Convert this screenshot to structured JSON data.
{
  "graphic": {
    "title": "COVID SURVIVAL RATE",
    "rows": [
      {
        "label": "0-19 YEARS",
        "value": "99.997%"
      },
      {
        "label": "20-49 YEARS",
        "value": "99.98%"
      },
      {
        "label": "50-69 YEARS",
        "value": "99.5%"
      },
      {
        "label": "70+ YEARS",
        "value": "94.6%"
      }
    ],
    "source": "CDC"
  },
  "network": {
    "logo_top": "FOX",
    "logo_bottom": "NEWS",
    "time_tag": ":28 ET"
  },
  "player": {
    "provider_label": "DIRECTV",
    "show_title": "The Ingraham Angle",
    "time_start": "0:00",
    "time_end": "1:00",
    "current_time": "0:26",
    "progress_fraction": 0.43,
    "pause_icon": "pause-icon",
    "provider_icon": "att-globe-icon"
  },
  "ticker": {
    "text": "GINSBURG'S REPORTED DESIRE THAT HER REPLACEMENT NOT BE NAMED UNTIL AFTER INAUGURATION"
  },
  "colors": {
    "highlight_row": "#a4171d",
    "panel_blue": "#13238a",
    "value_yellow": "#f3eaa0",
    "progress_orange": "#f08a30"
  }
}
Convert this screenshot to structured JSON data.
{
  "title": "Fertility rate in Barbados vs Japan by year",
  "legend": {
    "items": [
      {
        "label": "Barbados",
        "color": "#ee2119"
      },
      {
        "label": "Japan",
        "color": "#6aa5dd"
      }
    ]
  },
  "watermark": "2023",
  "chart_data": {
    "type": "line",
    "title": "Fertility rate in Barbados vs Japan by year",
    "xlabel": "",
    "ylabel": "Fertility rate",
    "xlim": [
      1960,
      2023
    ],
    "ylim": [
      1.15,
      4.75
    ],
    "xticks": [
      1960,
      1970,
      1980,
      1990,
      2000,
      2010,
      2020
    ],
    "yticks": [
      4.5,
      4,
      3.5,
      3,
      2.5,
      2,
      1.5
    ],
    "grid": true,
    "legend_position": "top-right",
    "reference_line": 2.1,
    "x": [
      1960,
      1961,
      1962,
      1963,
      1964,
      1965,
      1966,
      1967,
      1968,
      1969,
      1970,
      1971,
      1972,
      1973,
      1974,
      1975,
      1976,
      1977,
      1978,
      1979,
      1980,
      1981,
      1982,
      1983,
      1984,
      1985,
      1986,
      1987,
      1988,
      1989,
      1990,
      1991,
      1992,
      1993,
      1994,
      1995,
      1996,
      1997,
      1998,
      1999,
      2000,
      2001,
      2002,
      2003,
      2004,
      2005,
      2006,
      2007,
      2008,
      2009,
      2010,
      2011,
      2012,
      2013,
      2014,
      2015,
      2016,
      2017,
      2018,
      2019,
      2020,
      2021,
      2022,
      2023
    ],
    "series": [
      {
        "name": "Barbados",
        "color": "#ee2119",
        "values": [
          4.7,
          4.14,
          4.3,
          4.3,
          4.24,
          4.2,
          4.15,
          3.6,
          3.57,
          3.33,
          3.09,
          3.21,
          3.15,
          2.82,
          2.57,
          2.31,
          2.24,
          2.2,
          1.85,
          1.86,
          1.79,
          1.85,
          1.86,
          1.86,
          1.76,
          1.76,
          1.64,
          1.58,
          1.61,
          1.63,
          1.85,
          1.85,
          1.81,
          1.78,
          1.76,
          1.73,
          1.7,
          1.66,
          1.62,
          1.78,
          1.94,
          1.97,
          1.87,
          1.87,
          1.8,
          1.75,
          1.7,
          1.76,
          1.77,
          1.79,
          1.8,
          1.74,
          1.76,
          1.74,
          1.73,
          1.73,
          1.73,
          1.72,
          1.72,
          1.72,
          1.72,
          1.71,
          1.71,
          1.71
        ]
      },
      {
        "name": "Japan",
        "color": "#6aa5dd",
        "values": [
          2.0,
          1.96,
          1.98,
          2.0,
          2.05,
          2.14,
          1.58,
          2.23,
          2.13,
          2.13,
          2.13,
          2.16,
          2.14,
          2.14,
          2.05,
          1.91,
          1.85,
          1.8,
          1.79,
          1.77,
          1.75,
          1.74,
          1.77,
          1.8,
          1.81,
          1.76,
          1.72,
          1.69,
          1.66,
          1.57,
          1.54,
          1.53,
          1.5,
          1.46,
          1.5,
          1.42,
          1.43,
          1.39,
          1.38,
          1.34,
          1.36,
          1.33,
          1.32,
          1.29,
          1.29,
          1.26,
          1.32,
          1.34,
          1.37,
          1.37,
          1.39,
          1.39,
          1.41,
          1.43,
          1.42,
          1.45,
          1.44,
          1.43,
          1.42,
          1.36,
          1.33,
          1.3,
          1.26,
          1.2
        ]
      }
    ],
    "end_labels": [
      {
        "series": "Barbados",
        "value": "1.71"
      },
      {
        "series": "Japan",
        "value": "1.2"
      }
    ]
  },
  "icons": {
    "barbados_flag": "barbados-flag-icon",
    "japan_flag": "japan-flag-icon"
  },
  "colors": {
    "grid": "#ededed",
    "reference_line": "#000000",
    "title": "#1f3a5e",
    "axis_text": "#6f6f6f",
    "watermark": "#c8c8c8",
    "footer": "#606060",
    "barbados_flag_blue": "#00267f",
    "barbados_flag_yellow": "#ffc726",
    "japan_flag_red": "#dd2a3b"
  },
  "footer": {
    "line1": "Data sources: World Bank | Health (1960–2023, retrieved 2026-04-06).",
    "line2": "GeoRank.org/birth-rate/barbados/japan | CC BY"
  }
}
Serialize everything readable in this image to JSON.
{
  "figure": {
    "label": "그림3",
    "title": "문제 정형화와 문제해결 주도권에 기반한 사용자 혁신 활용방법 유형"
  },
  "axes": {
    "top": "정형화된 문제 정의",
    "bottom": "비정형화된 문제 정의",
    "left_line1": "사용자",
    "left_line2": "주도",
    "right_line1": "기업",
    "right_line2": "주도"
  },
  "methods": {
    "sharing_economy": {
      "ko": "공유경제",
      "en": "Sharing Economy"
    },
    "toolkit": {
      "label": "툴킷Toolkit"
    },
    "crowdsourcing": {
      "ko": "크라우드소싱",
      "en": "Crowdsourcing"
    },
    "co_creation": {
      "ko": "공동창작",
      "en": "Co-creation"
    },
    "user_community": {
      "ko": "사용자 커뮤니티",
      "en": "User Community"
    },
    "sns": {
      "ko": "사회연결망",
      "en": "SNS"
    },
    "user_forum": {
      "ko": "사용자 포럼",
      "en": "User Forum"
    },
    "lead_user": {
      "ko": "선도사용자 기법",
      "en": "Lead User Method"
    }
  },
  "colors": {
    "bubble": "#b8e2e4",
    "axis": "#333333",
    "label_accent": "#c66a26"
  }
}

__________________________________________________

*WHAT YOU ARE ASKED TO DO*
Write each line above out exactly.

*EXERCISE RESPONSE*
Convert this screenshot to structured JSON data.
{
  "graphic": {
    "title": "COVID SURVIVAL RATE",
    "rows": [
      {
        "label": "0-19 YEARS",
        "value": "99.997%"
      },
      {
        "label": "20-49 YEARS",
        "value": "99.98%"
      },
      {
        "label": "50-69 YEARS",
        "value": "99.5%"
      },
      {
        "label": "70+ YEARS",
        "value": "94.6%"
      }
    ],
    "source": "CDC"
  },
  "network": {
    "logo_top": "FOX",
    "logo_bottom": "NEWS",
    "time_tag": ":28 ET"
  },
  "player": {
    "provider_label": "DIRECTV",
    "show_title": "The Ingraham Angle",
    "time_start": "0:00",
    "time_end": "1:00",
    "current_time": "0:26",
    "progress_fraction": 0.43,
    "pause_icon": "pause-icon",
    "provider_icon": "att-globe-icon"
  },
  "ticker": {
    "text": "GINSBURG'S REPORTED DESIRE THAT HER REPLACEMENT NOT BE NAMED UNTIL AFTER INAUGURATION"
  },
  "colors": {
    "highlight_row": "#a4171d",
    "panel_blue": "#13238a",
    "value_yellow": "#f3eaa0",
    "progress_orange": "#f08a30"
  }
}
Convert this screenshot to structured JSON data.
{
  "title": "Fertility rate in Barbados vs Japan by year",
  "legend": {
    "items": [
      {
        "label": "Barbados",
        "color": "#ee2119"
      },
      {
        "label": "Japan",
        "color": "#6aa5dd"
      }
    ]
  },
  "watermark": "2023",
  "chart_data": {
    "type": "line",
    "title": "Fertility rate in Barbados vs Japan by year",
    "xlabel": "",
    "ylabel": "Fertility rate",
    "xlim": [
      1960,
      2023
    ],
    "ylim": [
      1.15,
      4.75
    ],
    "xticks": [
      1960,
      1970,
      1980,
      1990,
      2000,
      2010,
      2020
    ],
    "yticks": [
      4.5,
      4,
      3.5,
      3,
      2.5,
      2,
      1.5
    ],
    "grid": true,
    "legend_position": "top-right",
    "reference_line": 2.1,
    "x": [
      1960,
      1961,
      1962,
      1963,
      1964,
      1965,
      1966,
      1967,
      1968,
      1969,
      1970,
      1971,
      1972,
      1973,
      1974,
      1975,
      1976,
      1977,
      1978,
      1979,
      1980,
      1981,
      1982,
      1983,
      1984,
      1985,
      1986,
      1987,
      1988,
      1989,
      1990,
      1991,
      1992,
      1993,
      1994,
      1995,
      1996,
      1997,
      1998,
      1999,
      2000,
      2001,
      2002,
      2003,
      2004,
      2005,
      2006,
      2007,
      2008,
      2009,
      2010,
      2011,
      2012,
      2013,
      2014,
      2015,
      2016,
      2017,
      2018,
      2019,
      2020,
      2021,
      2022,
      2023
    ],
    "series": [
      {
        "name": "Barbados",
        "color": "#ee2119",
        "values": [
          4.7,
          4.14,
          4.3,
          4.3,
          4.24,
          4.2,
          4.15,
          3.6,
          3.57,
          3.33,
          3.09,
          3.21,
          3.15,
          2.82,
          2.57,
          2.31,
          2.24,
          2.2,
          1.85,
          1.86,
          1.79,
          1.85,
          1.86,
          1.86,
          1.76,
          1.76,
          1.64,
          1.58,
          1.61,
          1.63,
          1.85,
          1.85,
          1.81,
          1.78,
          1.76,
          1.73,
          1.7,
          1.66,
          1.62,
          1.78,
          1.94,
          1.97,
          1.87,
          1.87,
          1.8,
          1.75,
          1.7,
          1.76,
          1.77,
          1.79,
          1.8,
          1.74,
          1.76,
          1.74,
          1.73,
          1.73,
          1.73,
          1.72,
          1.72,
          1.72,
          1.72,
          1.71,
          1.71,
          1.71
        ]
      },
      {
        "name": "Japan",
        "color": "#6aa5dd",
        "values": [
          2.0,
          1.96,
          1.98,
          2.0,
          2.05,
          2.14,
          1.58,
          2.23,
          2.13,
          2.13,
          2.13,
          2.16,
          2.14,
          2.14,
          2.05,
          1.91,
          1.85,
          1.8,
          1.79,
          1.77,
          1.75,
          1.74,
          1.77,
          1.8,
          1.81,
          1.76,
          1.72,
          1.69,
          1.66,
          1.57,
          1.54,
          1.53,
          1.5,
          1.46,
          1.5,
          1.42,
          1.43,
          1.39,
          1.38,
          1.34,
          1.36,
          1.33,
          1.32,
          1.29,
          1.29,
          1.26,
          1.32,
          1.34,
          1.37,
          1.37,
          1.39,
          1.39,
          1.41,
          1.43,
          1.42,
          1.45,
          1.44,
          1.43,
          1.42,
          1.36,
          1.33,
          1.3,
          1.26,
          1.2
        ]
      }
    ],
    "end_labels": [
      {
        "series": "Barbados",
        "value": "1.71"
      },
      {
        "series": "Japan",
        "value": "1.2"
      }
    ]
  },
  "icons": {
    "barbados_flag": "barbados-flag-icon",
    "japan_flag": "japan-flag-icon"
  },
  "colors": {
    "grid": "#ededed",
    "reference_line": "#000000",
    "title": "#1f3a5e",
    "axis_text": "#6f6f6f",
    "watermark": "#c8c8c8",
    "footer": "#606060",
    "barbados_flag_blue": "#00267f",
    "barbados_flag_yellow": "#ffc726",
    "japan_flag_red": "#dd2a3b"
  },
  "footer": {
    "line1": "Data sources: World Bank | Health (1960–2023, retrieved 2026-04-06).",
    "line2": "GeoRank.org/birth-rate/barbados/japan | CC BY"
  }
}
Serialize everything readable in this image to JSON.
{
  "figure": {
    "label": "그림3",
    "title": "문제 정형화와 문제해결 주도권에 기반한 사용자 혁신 활용방법 유형"
  },
  "axes": {
    "top": "정형화된 문제 정의",
    "bottom": "비정형화된 문제 정의",
    "left_line1": "사용자",
    "left_line2": "주도",
    "right_line1": "기업",
    "right_line2": "주도"
  },
  "methods": {
    "sharing_economy": {
      "ko": "공유경제",
      "en": "Sharing Economy"
    },
    "toolkit": {
      "label": "툴킷Toolkit"
    },
    "crowdsourcing": {
      "ko": "크라우드소싱",
      "en": "Crowdsourcing"
    },
    "co_creation": {
      "ko": "공동창작",
      "en": "Co-creation"
    },
    "user_community": {
      "ko": "사용자 커뮤니티",
      "en": "User Community"
    },
    "sns": {
      "ko": "사회연결망",
      "en": "SNS"
    },
    "user_forum": {
      "ko": "사용자 포럼",
      "en": "User Forum"
    },
    "lead_user": {
      "ko": "선도사용자 기법",
      "en": "Lead User Method"
    }
  },
  "colors": {
    "bubble": "#b8e2e4",
    "axis": "#333333",
    "label_accent": "#c66a26"
  }
}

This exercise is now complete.